◆ Dataset rows

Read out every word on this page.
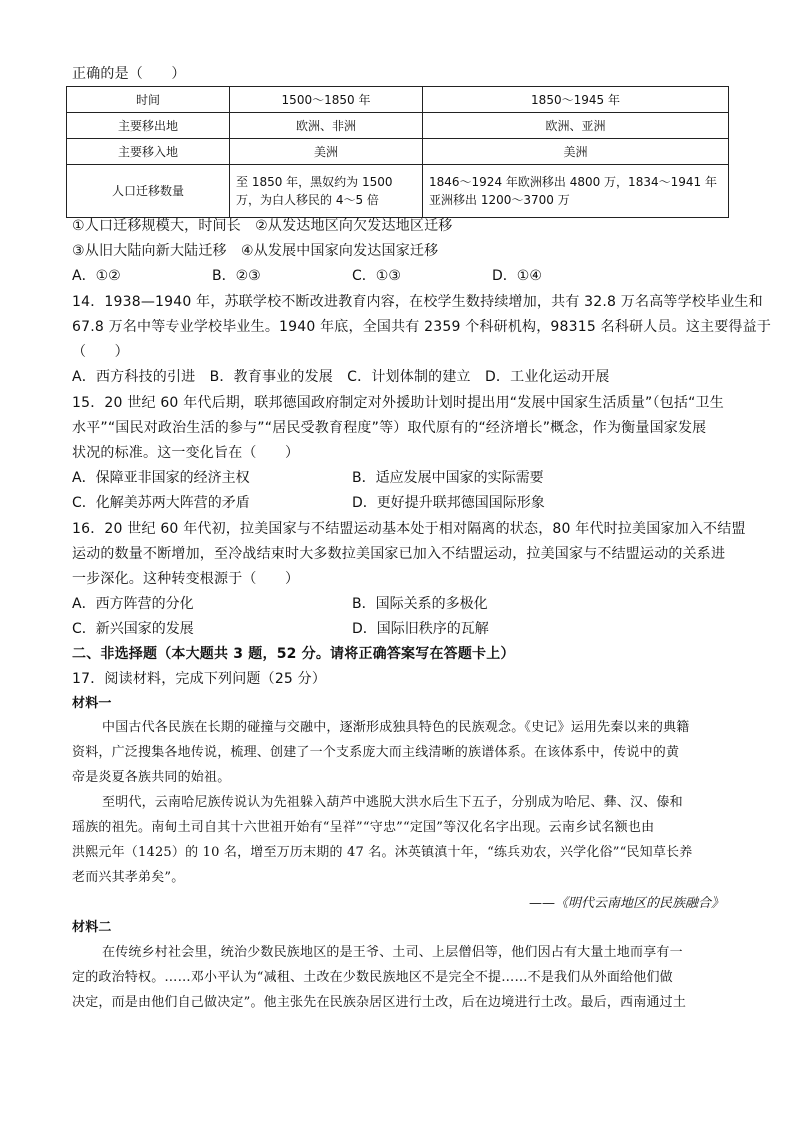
正确的是（　　）
时间	1500～1850 年	1850～1945 年
主要移出地	欧洲、非洲	欧洲、亚洲
主要移入地	美洲	美洲
人口迁移数量	至 1850 年，黑奴约为 1500 万，为白人移民的 4～5 倍	1846～1924 年欧洲移出 4800 万，1834～1941 年亚洲移出 1200～3700 万
①人口迁移规模大，时间长　②从发达地区向欠发达地区迁移
③从旧大陆向新大陆迁移　④从发展中国家向发达国家迁移
A．①②	B．②③	C．①③	D．①④
14．1938—1940 年，苏联学校不断改进教育内容，在校学生数持续增加，共有 32.8 万名高等学校毕业生和
67.8 万名中等专业学校毕业生。1940 年底，全国共有 2359 个科研机构，98315 名科研人员。这主要得益于
（　　）
A．西方科技的引进　B．教育事业的发展　C．计划体制的建立　D．工业化运动开展
15．20 世纪 60 年代后期，联邦德国政府制定对外援助计划时提出用“发展中国家生活质量”（包括“卫生
水平”“国民对政治生活的参与”“居民受教育程度”等）取代原有的“经济增长”概念，作为衡量国家发展
状况的标准。这一变化旨在（　　）
A．保障亚非国家的经济主权	B．适应发展中国家的实际需要
C．化解美苏两大阵营的矛盾	D．更好提升联邦德国国际形象
16．20 世纪 60 年代初，拉美国家与不结盟运动基本处于相对隔离的状态，80 年代时拉美国家加入不结盟
运动的数量不断增加，至冷战结束时大多数拉美国家已加入不结盟运动，拉美国家与不结盟运动的关系进
一步深化。这种转变根源于（　　）
A．西方阵营的分化	B．国际关系的多极化
C．新兴国家的发展	D．国际旧秩序的瓦解
二、非选择题（本大题共 3 题，52 分。请将正确答案写在答题卡上）
17．阅读材料，完成下列问题（25 分）
材料一
中国古代各民族在长期的碰撞与交融中，逐渐形成独具特色的民族观念。《史记》运用先秦以来的典籍
资料，广泛搜集各地传说，梳理、创建了一个支系庞大而主线清晰的族谱体系。在该体系中，传说中的黄
帝是炎夏各族共同的始祖。
至明代，云南哈尼族传说认为先祖躲入葫芦中逃脱大洪水后生下五子，分别成为哈尼、彝、汉、傣和
瑶族的祖先。南甸土司自其十六世祖开始有“呈祥”“守忠”“定国”等汉化名字出现。云南乡试名额也由
洪熙元年（1425）的 10 名，增至万历末期的 47 名。沐英镇滇十年，“练兵劝农，兴学化俗”“民知草长养
老而兴其孝弟矣”。
——《明代云南地区的民族融合》
材料二
在传统乡村社会里，统治少数民族地区的是王爷、土司、上层僧侣等，他们因占有大量土地而享有一
定的政治特权。……邓小平认为“减租、土改在少数民族地区不是完全不提……不是我们从外面给他们做
决定，而是由他们自己做决定”。他主张先在民族杂居区进行土改，后在边境进行土改。最后，西南通过土
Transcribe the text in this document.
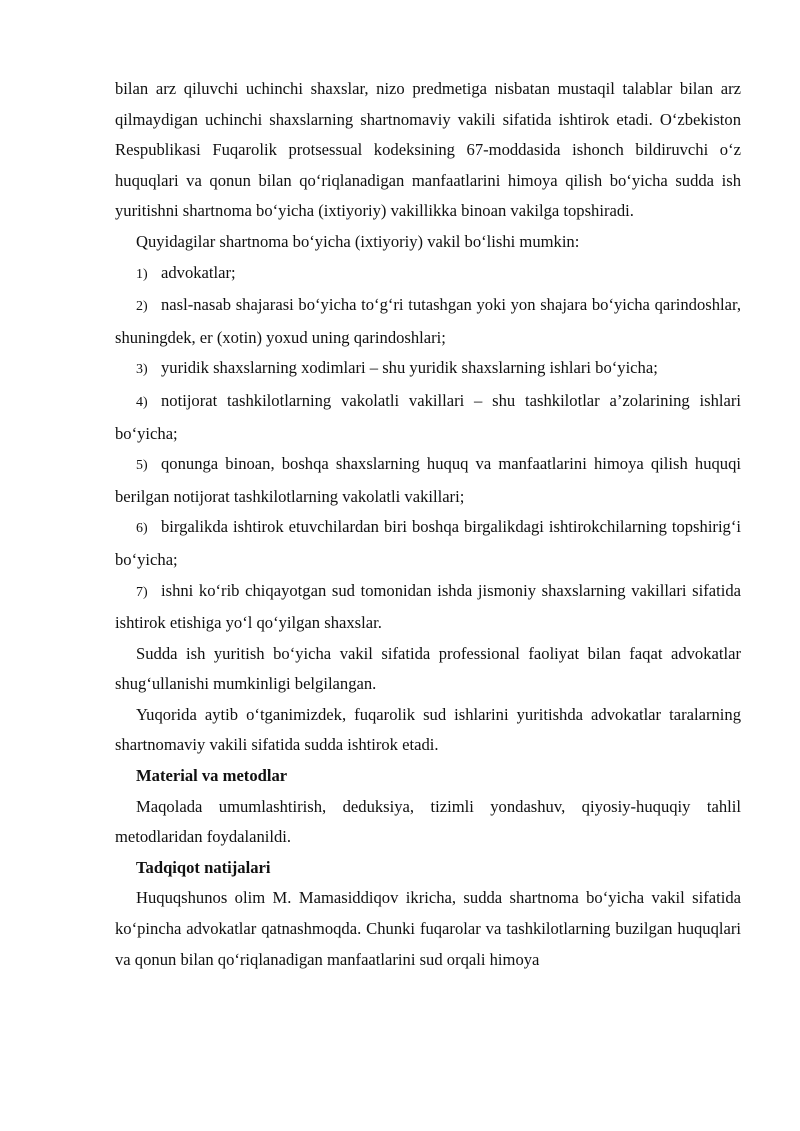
bilan arz qiluvchi uchinchi shaxslar, nizo predmetiga nisbatan mustaqil talablar bilan arz qilmaydigan uchinchi shaxslarning shartnomaviy vakili sifatida ishtirok etadi. O‘zbekiston Respublikasi Fuqarolik protsessual kodeksining 67-moddasida ishonch bildiruvchi o‘z huquqlari va qonun bilan qo‘riqlanadigan manfaatlarini himoya qilish bo‘yicha sudda ish yuritishni shartnoma bo‘yicha (ixtiyoriy) vakillikka binoan vakilga topshiradi.

Quyidagilar shartnoma bo‘yicha (ixtiyoriy) vakil bo‘lishi mumkin:

1) advokatlar;

2) nasl-nasab shajarasi bo‘yicha to‘g‘ri tutashgan yoki yon shajara bo‘yicha qarindoshlar, shuningdek, er (xotin) yoxud uning qarindoshlari;

3) yuridik shaxslarning xodimlari – shu yuridik shaxslarning ishlari bo‘yicha;

4) notijorat tashkilotlarning vakolatli vakillari – shu tashkilotlar a’zolarining ishlari bo‘yicha;

5) qonunga binoan, boshqa shaxslarning huquq va manfaatlarini himoya qilish huquqi berilgan notijorat tashkilotlarning vakolatli vakillari;

6) birgalikda ishtirok etuvchilardan biri boshqa birgalikdagi ishtirokchilarning topshirig‘i bo‘yicha;

7) ishni ko‘rib chiqayotgan sud tomonidan ishda jismoniy shaxslarning vakillari sifatida ishtirok etishiga yo‘l qo‘yilgan shaxslar.

Sudda ish yuritish bo‘yicha vakil sifatida professional faoliyat bilan faqat advokatlar shug‘ullanishi mumkinligi belgilangan.

Yuqorida aytib o‘tganimizdek, fuqarolik sud ishlarini yuritishda advokatlar taralarning shartnomaviy vakili sifatida sudda ishtirok etadi.

Material va metodlar

Maqolada umumlashtirish, deduksiya, tizimli yondashuv, qiyosiy-huquqiy tahlil metodlaridan foydalanildi.

Tadqiqot natijalari

Huquqshunos olim M. Mamasiddiqov ikricha, sudda shartnoma bo‘yicha vakil sifatida ko‘pincha advokatlar qatnashmoqda. Chunki fuqarolar va tashkilotlarning buzilgan huquqlari va qonun bilan qo‘riqlanadigan manfaatlarini sud orqali himoya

◆ Your task
Transcribe every entry word for word, but skip the pictures.

◆ Exercise solution
Read out every word on this page.
正确的是（　　）
时间	1500～1850 年	1850～1945 年
主要移出地	欧洲、非洲	欧洲、亚洲
主要移入地	美洲	美洲
人口迁移数量	至 1850 年，黑奴约为 1500 万，为白人移民的 4～5 倍	1846～1924 年欧洲移出 4800 万，1834～1941 年亚洲移出 1200～3700 万
①人口迁移规模大，时间长　②从发达地区向欠发达地区迁移
③从旧大陆向新大陆迁移　④从发展中国家向发达国家迁移
A．①②	B．②③	C．①③	D．①④
14．1938—1940 年，苏联学校不断改进教育内容，在校学生数持续增加，共有 32.8 万名高等学校毕业生和
67.8 万名中等专业学校毕业生。1940 年底，全国共有 2359 个科研机构，98315 名科研人员。这主要得益于
（　　）
A．西方科技的引进　B．教育事业的发展　C．计划体制的建立　D．工业化运动开展
15．20 世纪 60 年代后期，联邦德国政府制定对外援助计划时提出用“发展中国家生活质量”（包括“卫生
水平”“国民对政治生活的参与”“居民受教育程度”等）取代原有的“经济增长”概念，作为衡量国家发展
状况的标准。这一变化旨在（　　）
A．保障亚非国家的经济主权	B．适应发展中国家的实际需要
C．化解美苏两大阵营的矛盾	D．更好提升联邦德国国际形象
16．20 世纪 60 年代初，拉美国家与不结盟运动基本处于相对隔离的状态，80 年代时拉美国家加入不结盟
运动的数量不断增加，至冷战结束时大多数拉美国家已加入不结盟运动，拉美国家与不结盟运动的关系进
一步深化。这种转变根源于（　　）
A．西方阵营的分化	B．国际关系的多极化
C．新兴国家的发展	D．国际旧秩序的瓦解
二、非选择题（本大题共 3 题，52 分。请将正确答案写在答题卡上）
17．阅读材料，完成下列问题（25 分）
材料一
中国古代各民族在长期的碰撞与交融中，逐渐形成独具特色的民族观念。《史记》运用先秦以来的典籍
资料，广泛搜集各地传说，梳理、创建了一个支系庞大而主线清晰的族谱体系。在该体系中，传说中的黄
帝是炎夏各族共同的始祖。
至明代，云南哈尼族传说认为先祖躲入葫芦中逃脱大洪水后生下五子，分别成为哈尼、彝、汉、傣和
瑶族的祖先。南甸土司自其十六世祖开始有“呈祥”“守忠”“定国”等汉化名字出现。云南乡试名额也由
洪熙元年（1425）的 10 名，增至万历末期的 47 名。沐英镇滇十年，“练兵劝农，兴学化俗”“民知草长养
老而兴其孝弟矣”。
——《明代云南地区的民族融合》
材料二
在传统乡村社会里，统治少数民族地区的是王爷、土司、上层僧侣等，他们因占有大量土地而享有一
定的政治特权。……邓小平认为“减租、土改在少数民族地区不是完全不提……不是我们从外面给他们做
决定，而是由他们自己做决定”。他主张先在民族杂居区进行土改，后在边境进行土改。最后，西南通过土
Transcribe the text in this document.
bilan arz qiluvchi uchinchi shaxslar, nizo predmetiga nisbatan mustaqil talablar bilan arz qilmaydigan uchinchi shaxslarning shartnomaviy vakili sifatida ishtirok etadi. O‘zbekiston Respublikasi Fuqarolik protsessual kodeksining 67-moddasida ishonch bildiruvchi o‘z huquqlari va qonun bilan qo‘riqlanadigan manfaatlarini himoya qilish bo‘yicha sudda ish yuritishni shartnoma bo‘yicha (ixtiyoriy) vakillikka binoan vakilga topshiradi.

Quyidagilar shartnoma bo‘yicha (ixtiyoriy) vakil bo‘lishi mumkin:

1) advokatlar;

2) nasl-nasab shajarasi bo‘yicha to‘g‘ri tutashgan yoki yon shajara bo‘yicha qarindoshlar, shuningdek, er (xotin) yoxud uning qarindoshlari;

3) yuridik shaxslarning xodimlari – shu yuridik shaxslarning ishlari bo‘yicha;

4) notijorat tashkilotlarning vakolatli vakillari – shu tashkilotlar a’zolarining ishlari bo‘yicha;

5) qonunga binoan, boshqa shaxslarning huquq va manfaatlarini himoya qilish huquqi berilgan notijorat tashkilotlarning vakolatli vakillari;

6) birgalikda ishtirok etuvchilardan biri boshqa birgalikdagi ishtirokchilarning topshirig‘i bo‘yicha;

7) ishni ko‘rib chiqayotgan sud tomonidan ishda jismoniy shaxslarning vakillari sifatida ishtirok etishiga yo‘l qo‘yilgan shaxslar.

Sudda ish yuritish bo‘yicha vakil sifatida professional faoliyat bilan faqat advokatlar shug‘ullanishi mumkinligi belgilangan.

Yuqorida aytib o‘tganimizdek, fuqarolik sud ishlarini yuritishda advokatlar taralarning shartnomaviy vakili sifatida sudda ishtirok etadi.

Material va metodlar

Maqolada umumlashtirish, deduksiya, tizimli yondashuv, qiyosiy-huquqiy tahlil metodlaridan foydalanildi.

Tadqiqot natijalari

Huquqshunos olim M. Mamasiddiqov ikricha, sudda shartnoma bo‘yicha vakil sifatida ko‘pincha advokatlar qatnashmoqda. Chunki fuqarolar va tashkilotlarning buzilgan huquqlari va qonun bilan qo‘riqlanadigan manfaatlarini sud orqali himoya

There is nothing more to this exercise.